═══ Given information ═══

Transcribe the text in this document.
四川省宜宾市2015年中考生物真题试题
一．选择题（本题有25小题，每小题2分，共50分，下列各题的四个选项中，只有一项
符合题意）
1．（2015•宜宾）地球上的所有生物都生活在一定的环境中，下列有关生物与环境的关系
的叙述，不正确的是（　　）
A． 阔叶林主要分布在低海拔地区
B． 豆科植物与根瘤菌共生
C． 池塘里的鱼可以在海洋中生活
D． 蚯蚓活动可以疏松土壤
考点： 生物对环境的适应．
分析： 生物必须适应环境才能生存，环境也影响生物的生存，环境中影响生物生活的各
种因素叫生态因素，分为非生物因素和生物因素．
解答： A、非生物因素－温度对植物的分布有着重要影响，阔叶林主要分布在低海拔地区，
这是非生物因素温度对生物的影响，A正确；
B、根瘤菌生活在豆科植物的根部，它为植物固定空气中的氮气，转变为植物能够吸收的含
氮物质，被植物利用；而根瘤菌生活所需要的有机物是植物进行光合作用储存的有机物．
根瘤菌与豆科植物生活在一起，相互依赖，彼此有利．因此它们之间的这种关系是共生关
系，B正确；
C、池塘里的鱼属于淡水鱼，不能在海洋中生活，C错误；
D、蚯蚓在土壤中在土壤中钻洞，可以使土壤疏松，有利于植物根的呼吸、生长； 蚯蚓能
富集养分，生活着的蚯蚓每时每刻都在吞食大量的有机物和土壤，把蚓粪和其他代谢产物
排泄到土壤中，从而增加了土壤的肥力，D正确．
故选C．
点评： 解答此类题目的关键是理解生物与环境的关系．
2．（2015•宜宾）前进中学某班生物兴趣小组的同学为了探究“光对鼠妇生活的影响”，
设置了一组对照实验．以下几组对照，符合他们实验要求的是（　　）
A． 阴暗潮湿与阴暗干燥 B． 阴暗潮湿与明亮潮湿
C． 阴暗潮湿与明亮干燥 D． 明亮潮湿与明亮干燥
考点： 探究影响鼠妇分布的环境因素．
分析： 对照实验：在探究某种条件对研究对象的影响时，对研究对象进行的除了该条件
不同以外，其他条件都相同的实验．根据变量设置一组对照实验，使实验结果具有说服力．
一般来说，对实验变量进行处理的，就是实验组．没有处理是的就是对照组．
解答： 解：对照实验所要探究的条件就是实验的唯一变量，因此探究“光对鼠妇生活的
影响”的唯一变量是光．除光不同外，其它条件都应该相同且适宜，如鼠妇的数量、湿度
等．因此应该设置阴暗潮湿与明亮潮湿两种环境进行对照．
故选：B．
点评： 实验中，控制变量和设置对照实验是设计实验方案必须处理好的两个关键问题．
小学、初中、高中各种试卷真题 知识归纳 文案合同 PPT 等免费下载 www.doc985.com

═══

→ Instructions to follow
Output the listing above exactly as it appears.

→ Solution
Transcribe the text in this document.
四川省宜宾市2015年中考生物真题试题
一．选择题（本题有25小题，每小题2分，共50分，下列各题的四个选项中，只有一项
符合题意）
1．（2015•宜宾）地球上的所有生物都生活在一定的环境中，下列有关生物与环境的关系
的叙述，不正确的是（　　）
A． 阔叶林主要分布在低海拔地区
B． 豆科植物与根瘤菌共生
C． 池塘里的鱼可以在海洋中生活
D． 蚯蚓活动可以疏松土壤
考点： 生物对环境的适应．
分析： 生物必须适应环境才能生存，环境也影响生物的生存，环境中影响生物生活的各
种因素叫生态因素，分为非生物因素和生物因素．
解答： A、非生物因素－温度对植物的分布有着重要影响，阔叶林主要分布在低海拔地区，
这是非生物因素温度对生物的影响，A正确；
B、根瘤菌生活在豆科植物的根部，它为植物固定空气中的氮气，转变为植物能够吸收的含
氮物质，被植物利用；而根瘤菌生活所需要的有机物是植物进行光合作用储存的有机物．
根瘤菌与豆科植物生活在一起，相互依赖，彼此有利．因此它们之间的这种关系是共生关
系，B正确；
C、池塘里的鱼属于淡水鱼，不能在海洋中生活，C错误；
D、蚯蚓在土壤中在土壤中钻洞，可以使土壤疏松，有利于植物根的呼吸、生长； 蚯蚓能
富集养分，生活着的蚯蚓每时每刻都在吞食大量的有机物和土壤，把蚓粪和其他代谢产物
排泄到土壤中，从而增加了土壤的肥力，D正确．
故选C．
点评： 解答此类题目的关键是理解生物与环境的关系．
2．（2015•宜宾）前进中学某班生物兴趣小组的同学为了探究“光对鼠妇生活的影响”，
设置了一组对照实验．以下几组对照，符合他们实验要求的是（　　）
A． 阴暗潮湿与阴暗干燥 B． 阴暗潮湿与明亮潮湿
C． 阴暗潮湿与明亮干燥 D． 明亮潮湿与明亮干燥
考点： 探究影响鼠妇分布的环境因素．
分析： 对照实验：在探究某种条件对研究对象的影响时，对研究对象进行的除了该条件
不同以外，其他条件都相同的实验．根据变量设置一组对照实验，使实验结果具有说服力．
一般来说，对实验变量进行处理的，就是实验组．没有处理是的就是对照组．
解答： 解：对照实验所要探究的条件就是实验的唯一变量，因此探究“光对鼠妇生活的
影响”的唯一变量是光．除光不同外，其它条件都应该相同且适宜，如鼠妇的数量、湿度
等．因此应该设置阴暗潮湿与明亮潮湿两种环境进行对照．
故选：B．
点评： 实验中，控制变量和设置对照实验是设计实验方案必须处理好的两个关键问题．
小学、初中、高中各种试卷真题 知识归纳 文案合同 PPT 等免费下载 www.doc985.com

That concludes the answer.